(Dataset entries on figures)
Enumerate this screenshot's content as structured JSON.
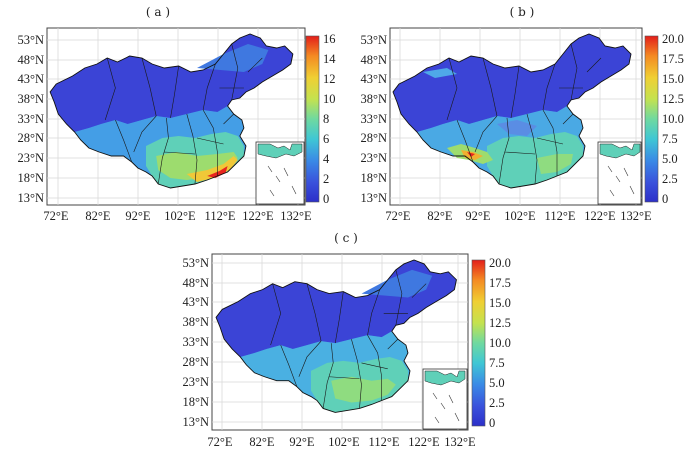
{
  "panels": [
    {
      "label": "( a )",
      "lat_labels": [
        "53°N",
        "48°N",
        "43°N",
        "38°N",
        "33°N",
        "28°N",
        "23°N",
        "18°N",
        "13°N"
      ],
      "lon_labels": [
        "72°E",
        "82°E",
        "92°E",
        "102°E",
        "112°E",
        "122°E",
        "132°E"
      ],
      "colorbar_ticks": [
        "16",
        "14",
        "12",
        "10",
        "8",
        "6",
        "4",
        "2",
        "0"
      ],
      "colorbar_range": [
        0,
        16
      ]
    },
    {
      "label": "( b )",
      "lat_labels": [
        "53°N",
        "48°N",
        "43°N",
        "38°N",
        "33°N",
        "28°N",
        "23°N",
        "18°N",
        "13°N"
      ],
      "lon_labels": [
        "72°E",
        "82°E",
        "92°E",
        "102°E",
        "112°E",
        "122°E",
        "132°E"
      ],
      "colorbar_ticks": [
        "20.0",
        "17.5",
        "15.0",
        "12.5",
        "10.0",
        "7.5",
        "5.0",
        "2.5",
        "0"
      ],
      "colorbar_range": [
        0,
        20
      ]
    },
    {
      "label": "( c )",
      "lat_labels": [
        "53°N",
        "48°N",
        "43°N",
        "38°N",
        "33°N",
        "28°N",
        "23°N",
        "18°N",
        "13°N"
      ],
      "lon_labels": [
        "72°E",
        "82°E",
        "92°E",
        "102°E",
        "112°E",
        "122°E",
        "132°E"
      ],
      "colorbar_ticks": [
        "20.0",
        "17.5",
        "15.0",
        "12.5",
        "10.0",
        "7.5",
        "5.0",
        "2.5",
        "0"
      ],
      "colorbar_range": [
        0,
        20
      ]
    }
  ],
  "colors": {
    "low": "#3b44d6",
    "mid_low": "#3f78e0",
    "mid": "#3fc9d0",
    "mid_high": "#b9e05a",
    "high": "#f5b52a",
    "max": "#e8251e"
  }
}
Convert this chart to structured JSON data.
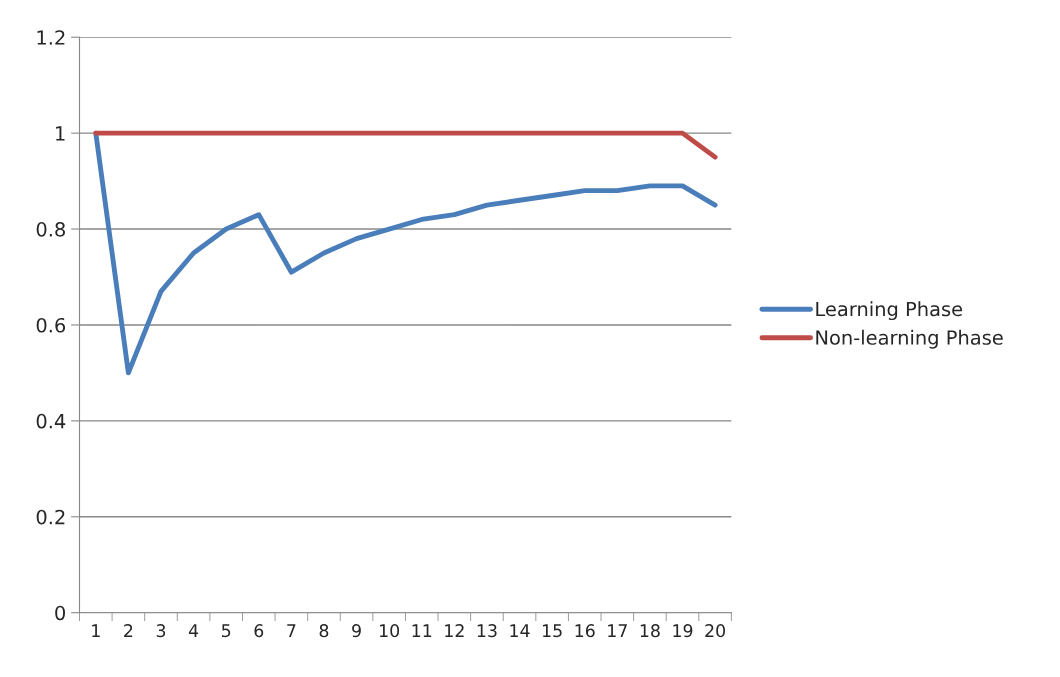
{
  "chart_data": {
    "type": "line",
    "categories": [
      "1",
      "2",
      "3",
      "4",
      "5",
      "6",
      "7",
      "8",
      "9",
      "10",
      "11",
      "12",
      "13",
      "14",
      "15",
      "16",
      "17",
      "18",
      "19",
      "20"
    ],
    "series": [
      {
        "name": "Learning Phase",
        "color": "#4a7ebb",
        "values": [
          1,
          0.5,
          0.67,
          0.75,
          0.8,
          0.83,
          0.71,
          0.75,
          0.78,
          0.8,
          0.82,
          0.83,
          0.85,
          0.86,
          0.87,
          0.88,
          0.88,
          0.89,
          0.89,
          0.85
        ]
      },
      {
        "name": "Non-learning Phase",
        "color": "#be4b48",
        "values": [
          1,
          1,
          1,
          1,
          1,
          1,
          1,
          1,
          1,
          1,
          1,
          1,
          1,
          1,
          1,
          1,
          1,
          1,
          1,
          0.95
        ]
      }
    ],
    "ylim": [
      0,
      1.2
    ],
    "yticks": [
      0,
      0.2,
      0.4,
      0.6,
      0.8,
      1,
      1.2
    ],
    "grid": "y",
    "legend": "right",
    "marker": "none",
    "line_style": "solid"
  }
}
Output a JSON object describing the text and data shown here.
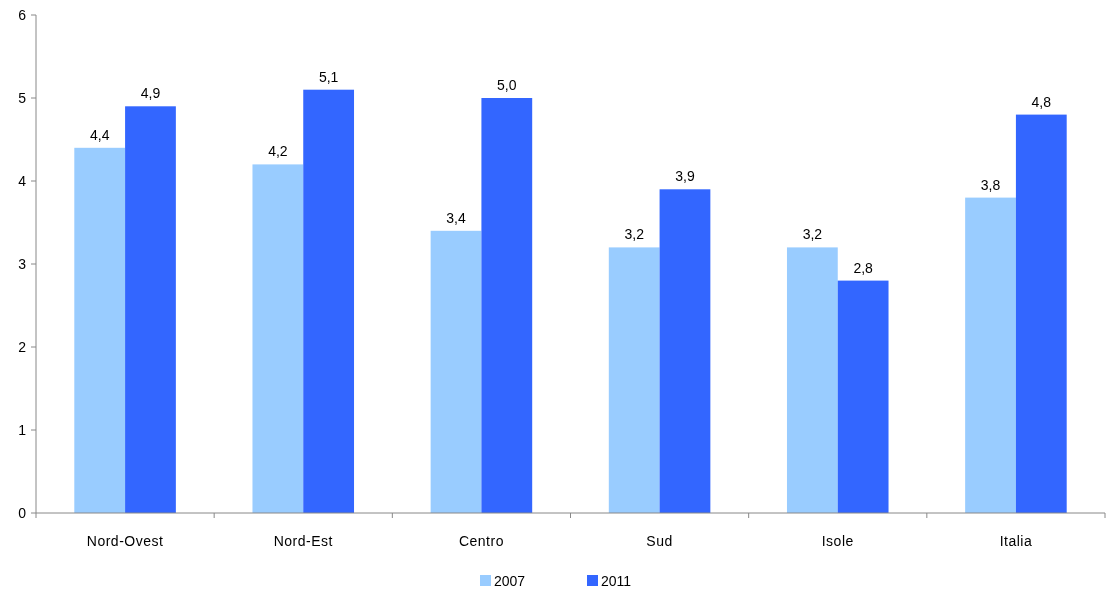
{
  "chart_data": {
    "type": "bar",
    "categories": [
      "Nord-Ovest",
      "Nord-Est",
      "Centro",
      "Sud",
      "Isole",
      "Italia"
    ],
    "series": [
      {
        "name": "2007",
        "color": "#99ccff",
        "values": [
          4.4,
          4.2,
          3.4,
          3.2,
          3.2,
          3.8
        ],
        "value_labels": [
          "4,4",
          "4,2",
          "3,4",
          "3,2",
          "3,2",
          "3,8"
        ]
      },
      {
        "name": "2011",
        "color": "#3366ff",
        "values": [
          4.9,
          5.1,
          5.0,
          3.9,
          2.8,
          4.8
        ],
        "value_labels": [
          "4,9",
          "5,1",
          "5,0",
          "3,9",
          "2,8",
          "4,8"
        ]
      }
    ],
    "ylim": [
      0,
      6
    ],
    "yticks": [
      0,
      1,
      2,
      3,
      4,
      5,
      6
    ],
    "legend": "bottom"
  }
}
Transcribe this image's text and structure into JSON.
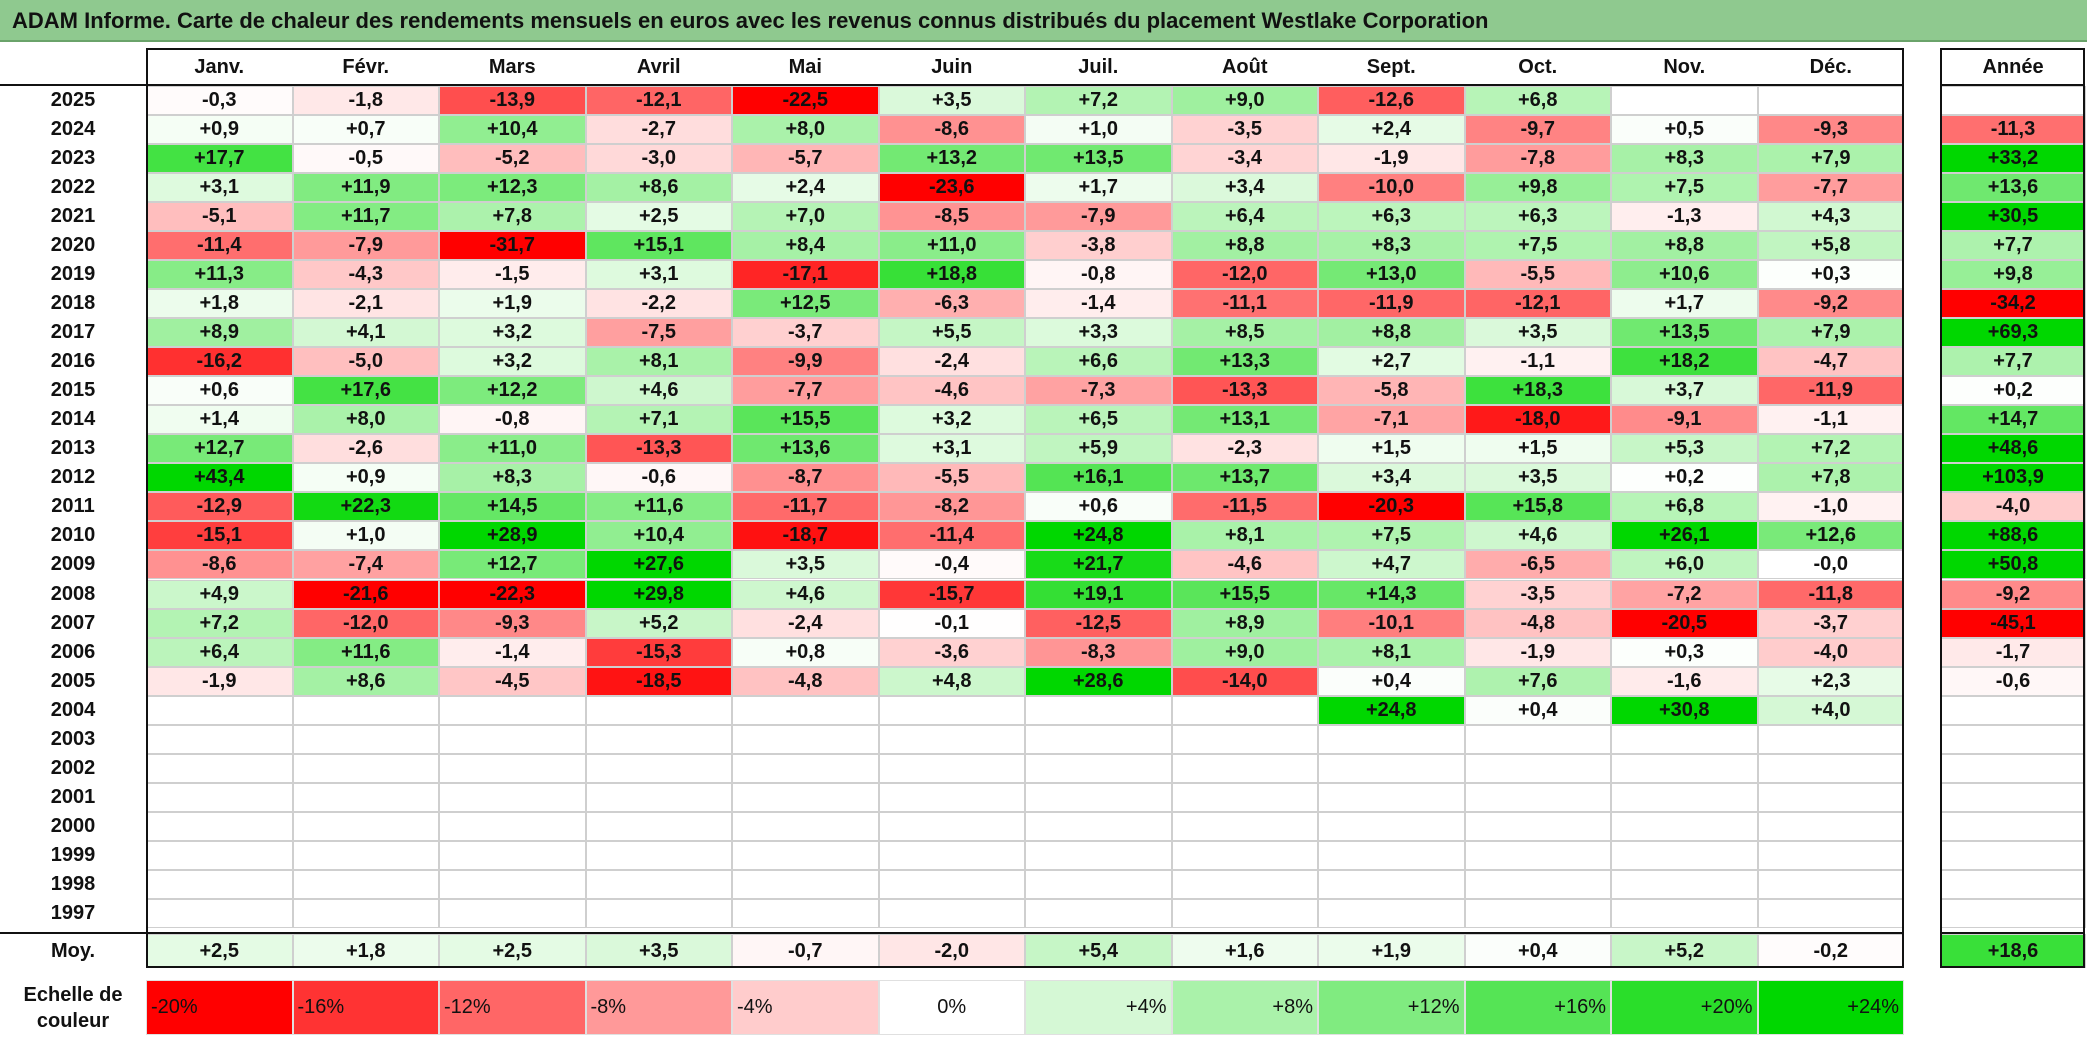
{
  "title": "ADAM Informe. Carte de chaleur des rendements mensuels en euros avec les revenus connus distribués du placement Westlake Corporation",
  "months": [
    "Janv.",
    "Févr.",
    "Mars",
    "Avril",
    "Mai",
    "Juin",
    "Juil.",
    "Août",
    "Sept.",
    "Oct.",
    "Nov.",
    "Déc."
  ],
  "annual_header": "Année",
  "average_label": "Moy.",
  "scale_label": "Echelle de couleur",
  "colors": {
    "negative": "#ff0000",
    "neutral": "#ffffff",
    "positive": "#00ff00",
    "title_bg": "#8fc98f"
  },
  "chart_data": {
    "type": "heatmap",
    "title": "ADAM Informe. Carte de chaleur des rendements mensuels en euros avec les revenus connus distribués du placement Westlake Corporation",
    "years": [
      2025,
      2024,
      2023,
      2022,
      2021,
      2020,
      2019,
      2018,
      2017,
      2016,
      2015,
      2014,
      2013,
      2012,
      2011,
      2010,
      2009,
      2008,
      2007,
      2006,
      2005,
      2004,
      2003,
      2002,
      2001,
      2000,
      1999,
      1998,
      1997
    ],
    "rows": [
      [
        "-0,3",
        "-1,8",
        "-13,9",
        "-12,1",
        "-22,5",
        "+3,5",
        "+7,2",
        "+9,0",
        "-12,6",
        "+6,8",
        "",
        ""
      ],
      [
        "+0,9",
        "+0,7",
        "+10,4",
        "-2,7",
        "+8,0",
        "-8,6",
        "+1,0",
        "-3,5",
        "+2,4",
        "-9,7",
        "+0,5",
        "-9,3"
      ],
      [
        "+17,7",
        "-0,5",
        "-5,2",
        "-3,0",
        "-5,7",
        "+13,2",
        "+13,5",
        "-3,4",
        "-1,9",
        "-7,8",
        "+8,3",
        "+7,9"
      ],
      [
        "+3,1",
        "+11,9",
        "+12,3",
        "+8,6",
        "+2,4",
        "-23,6",
        "+1,7",
        "+3,4",
        "-10,0",
        "+9,8",
        "+7,5",
        "-7,7"
      ],
      [
        "-5,1",
        "+11,7",
        "+7,8",
        "+2,5",
        "+7,0",
        "-8,5",
        "-7,9",
        "+6,4",
        "+6,3",
        "+6,3",
        "-1,3",
        "+4,3"
      ],
      [
        "-11,4",
        "-7,9",
        "-31,7",
        "+15,1",
        "+8,4",
        "+11,0",
        "-3,8",
        "+8,8",
        "+8,3",
        "+7,5",
        "+8,8",
        "+5,8"
      ],
      [
        "+11,3",
        "-4,3",
        "-1,5",
        "+3,1",
        "-17,1",
        "+18,8",
        "-0,8",
        "-12,0",
        "+13,0",
        "-5,5",
        "+10,6",
        "+0,3"
      ],
      [
        "+1,8",
        "-2,1",
        "+1,9",
        "-2,2",
        "+12,5",
        "-6,3",
        "-1,4",
        "-11,1",
        "-11,9",
        "-12,1",
        "+1,7",
        "-9,2"
      ],
      [
        "+8,9",
        "+4,1",
        "+3,2",
        "-7,5",
        "-3,7",
        "+5,5",
        "+3,3",
        "+8,5",
        "+8,8",
        "+3,5",
        "+13,5",
        "+7,9"
      ],
      [
        "-16,2",
        "-5,0",
        "+3,2",
        "+8,1",
        "-9,9",
        "-2,4",
        "+6,6",
        "+13,3",
        "+2,7",
        "-1,1",
        "+18,2",
        "-4,7"
      ],
      [
        "+0,6",
        "+17,6",
        "+12,2",
        "+4,6",
        "-7,7",
        "-4,6",
        "-7,3",
        "-13,3",
        "-5,8",
        "+18,3",
        "+3,7",
        "-11,9"
      ],
      [
        "+1,4",
        "+8,0",
        "-0,8",
        "+7,1",
        "+15,5",
        "+3,2",
        "+6,5",
        "+13,1",
        "-7,1",
        "-18,0",
        "-9,1",
        "-1,1"
      ],
      [
        "+12,7",
        "-2,6",
        "+11,0",
        "-13,3",
        "+13,6",
        "+3,1",
        "+5,9",
        "-2,3",
        "+1,5",
        "+1,5",
        "+5,3",
        "+7,2"
      ],
      [
        "+43,4",
        "+0,9",
        "+8,3",
        "-0,6",
        "-8,7",
        "-5,5",
        "+16,1",
        "+13,7",
        "+3,4",
        "+3,5",
        "+0,2",
        "+7,8"
      ],
      [
        "-12,9",
        "+22,3",
        "+14,5",
        "+11,6",
        "-11,7",
        "-8,2",
        "+0,6",
        "-11,5",
        "-20,3",
        "+15,8",
        "+6,8",
        "-1,0"
      ],
      [
        "-15,1",
        "+1,0",
        "+28,9",
        "+10,4",
        "-18,7",
        "-11,4",
        "+24,8",
        "+8,1",
        "+7,5",
        "+4,6",
        "+26,1",
        "+12,6"
      ],
      [
        "-8,6",
        "-7,4",
        "+12,7",
        "+27,6",
        "+3,5",
        "-0,4",
        "+21,7",
        "-4,6",
        "+4,7",
        "-6,5",
        "+6,0",
        "-0,0"
      ],
      [
        "+4,9",
        "-21,6",
        "-22,3",
        "+29,8",
        "+4,6",
        "-15,7",
        "+19,1",
        "+15,5",
        "+14,3",
        "-3,5",
        "-7,2",
        "-11,8"
      ],
      [
        "+7,2",
        "-12,0",
        "-9,3",
        "+5,2",
        "-2,4",
        "-0,1",
        "-12,5",
        "+8,9",
        "-10,1",
        "-4,8",
        "-20,5",
        "-3,7"
      ],
      [
        "+6,4",
        "+11,6",
        "-1,4",
        "-15,3",
        "+0,8",
        "-3,6",
        "-8,3",
        "+9,0",
        "+8,1",
        "-1,9",
        "+0,3",
        "-4,0"
      ],
      [
        "-1,9",
        "+8,6",
        "-4,5",
        "-18,5",
        "-4,8",
        "+4,8",
        "+28,6",
        "-14,0",
        "+0,4",
        "+7,6",
        "-1,6",
        "+2,3"
      ],
      [
        "",
        "",
        "",
        "",
        "",
        "",
        "",
        "",
        "+24,8",
        "+0,4",
        "+30,8",
        "+4,0"
      ],
      [
        "",
        "",
        "",
        "",
        "",
        "",
        "",
        "",
        "",
        "",
        "",
        ""
      ],
      [
        "",
        "",
        "",
        "",
        "",
        "",
        "",
        "",
        "",
        "",
        "",
        ""
      ],
      [
        "",
        "",
        "",
        "",
        "",
        "",
        "",
        "",
        "",
        "",
        "",
        ""
      ],
      [
        "",
        "",
        "",
        "",
        "",
        "",
        "",
        "",
        "",
        "",
        "",
        ""
      ],
      [
        "",
        "",
        "",
        "",
        "",
        "",
        "",
        "",
        "",
        "",
        "",
        ""
      ],
      [
        "",
        "",
        "",
        "",
        "",
        "",
        "",
        "",
        "",
        "",
        "",
        ""
      ],
      [
        "",
        "",
        "",
        "",
        "",
        "",
        "",
        "",
        "",
        "",
        "",
        ""
      ]
    ],
    "annual": [
      "",
      "-11,3",
      "+33,2",
      "+13,6",
      "+30,5",
      "+7,7",
      "+9,8",
      "-34,2",
      "+69,3",
      "+7,7",
      "+0,2",
      "+14,7",
      "+48,6",
      "+103,9",
      "-4,0",
      "+88,6",
      "+50,8",
      "-9,2",
      "-45,1",
      "-1,7",
      "-0,6",
      "",
      "",
      "",
      "",
      "",
      "",
      "",
      ""
    ],
    "averages": [
      "+2,5",
      "+1,8",
      "+2,5",
      "+3,5",
      "-0,7",
      "-2,0",
      "+5,4",
      "+1,6",
      "+1,9",
      "+0,4",
      "+5,2",
      "-0,2"
    ],
    "average_annual": "+18,6",
    "scale": [
      {
        "label": "-20%",
        "value": -20
      },
      {
        "label": "-16%",
        "value": -16
      },
      {
        "label": "-12%",
        "value": -12
      },
      {
        "label": "-8%",
        "value": -8
      },
      {
        "label": "-4%",
        "value": -4
      },
      {
        "label": "0%",
        "value": 0
      },
      {
        "label": "+4%",
        "value": 4
      },
      {
        "label": "+8%",
        "value": 8
      },
      {
        "label": "+12%",
        "value": 12
      },
      {
        "label": "+16%",
        "value": 16
      },
      {
        "label": "+20%",
        "value": 20
      },
      {
        "label": "+24%",
        "value": 24
      }
    ],
    "color_scale_range": [
      -20,
      24
    ]
  }
}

PROBLEM TO SOLVE: Tally the lines in this data that hold the word "avec" and state only the count.

RESULT FOR THIS EXERCISE: 2